§ WORK INSTRUCTIONS:
Below are the records. List every line holding the word "cidades".

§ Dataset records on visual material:
════════════════

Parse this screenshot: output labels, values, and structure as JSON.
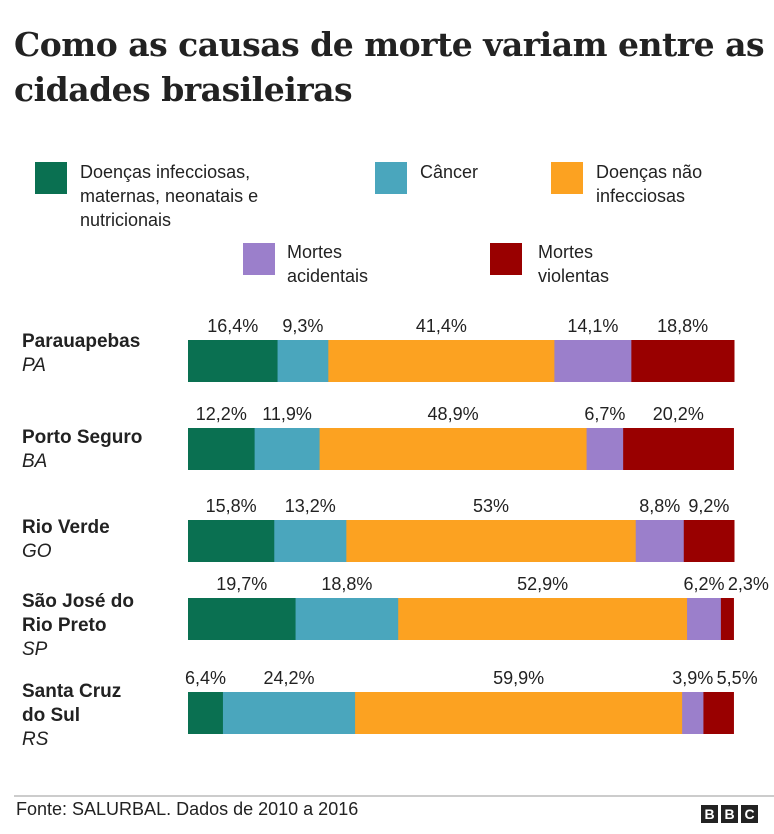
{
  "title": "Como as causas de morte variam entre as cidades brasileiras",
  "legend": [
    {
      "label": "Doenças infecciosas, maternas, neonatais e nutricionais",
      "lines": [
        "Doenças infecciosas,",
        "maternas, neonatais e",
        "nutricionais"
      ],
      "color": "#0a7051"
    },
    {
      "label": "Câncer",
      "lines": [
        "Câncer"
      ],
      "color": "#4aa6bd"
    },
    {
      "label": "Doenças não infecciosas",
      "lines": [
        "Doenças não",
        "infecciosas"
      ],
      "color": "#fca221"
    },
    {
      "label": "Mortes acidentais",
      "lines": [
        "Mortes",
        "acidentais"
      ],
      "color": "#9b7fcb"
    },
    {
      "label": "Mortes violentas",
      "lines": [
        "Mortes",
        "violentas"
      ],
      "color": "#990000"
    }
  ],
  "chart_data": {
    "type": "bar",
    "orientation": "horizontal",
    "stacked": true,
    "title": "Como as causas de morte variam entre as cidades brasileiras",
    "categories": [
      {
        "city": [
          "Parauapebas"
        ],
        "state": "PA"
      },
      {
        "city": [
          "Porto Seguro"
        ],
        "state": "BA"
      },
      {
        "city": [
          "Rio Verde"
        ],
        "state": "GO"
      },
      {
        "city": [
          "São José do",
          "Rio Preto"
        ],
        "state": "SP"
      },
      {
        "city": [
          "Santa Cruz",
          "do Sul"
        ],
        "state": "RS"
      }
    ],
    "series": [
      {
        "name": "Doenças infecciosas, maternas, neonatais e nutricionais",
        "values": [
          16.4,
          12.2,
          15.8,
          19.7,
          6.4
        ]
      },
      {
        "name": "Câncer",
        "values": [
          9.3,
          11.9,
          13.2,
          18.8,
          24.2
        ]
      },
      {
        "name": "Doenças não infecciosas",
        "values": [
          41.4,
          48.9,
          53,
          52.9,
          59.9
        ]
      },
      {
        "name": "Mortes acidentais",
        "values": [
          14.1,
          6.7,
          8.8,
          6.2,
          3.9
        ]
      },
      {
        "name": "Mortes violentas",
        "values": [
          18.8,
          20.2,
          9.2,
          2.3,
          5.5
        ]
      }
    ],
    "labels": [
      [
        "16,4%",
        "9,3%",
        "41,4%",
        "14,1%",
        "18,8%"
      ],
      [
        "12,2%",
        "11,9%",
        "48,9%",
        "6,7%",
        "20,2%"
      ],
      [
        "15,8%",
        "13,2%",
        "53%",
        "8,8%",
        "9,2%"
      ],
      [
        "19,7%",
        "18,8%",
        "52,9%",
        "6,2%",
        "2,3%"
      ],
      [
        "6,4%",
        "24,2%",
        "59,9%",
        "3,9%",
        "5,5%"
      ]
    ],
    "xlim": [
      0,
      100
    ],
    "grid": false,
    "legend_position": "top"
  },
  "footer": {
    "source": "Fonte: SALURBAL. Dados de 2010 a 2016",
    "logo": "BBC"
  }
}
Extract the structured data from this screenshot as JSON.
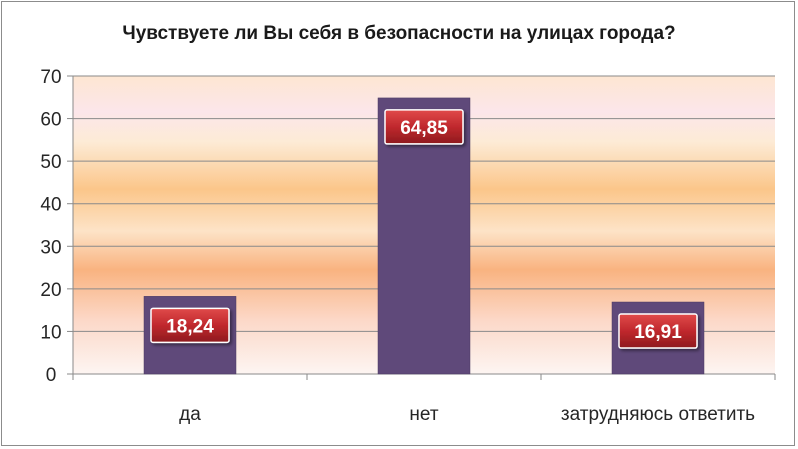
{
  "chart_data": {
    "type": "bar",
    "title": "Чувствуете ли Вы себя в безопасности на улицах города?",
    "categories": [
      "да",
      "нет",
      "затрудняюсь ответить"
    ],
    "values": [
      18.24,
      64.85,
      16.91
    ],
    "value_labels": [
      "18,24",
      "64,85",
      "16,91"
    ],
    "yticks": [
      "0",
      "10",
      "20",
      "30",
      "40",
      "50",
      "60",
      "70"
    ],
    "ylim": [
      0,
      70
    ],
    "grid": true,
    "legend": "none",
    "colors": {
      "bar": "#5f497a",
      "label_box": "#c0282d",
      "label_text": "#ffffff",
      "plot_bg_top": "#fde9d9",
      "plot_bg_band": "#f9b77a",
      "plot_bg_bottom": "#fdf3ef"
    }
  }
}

════════════════

§ CORRECT ANSWER:
  "title": "Como as causas de morte variam entre as cidades brasileiras",
    "title": "Como as causas de morte variam entre as cidades brasileiras",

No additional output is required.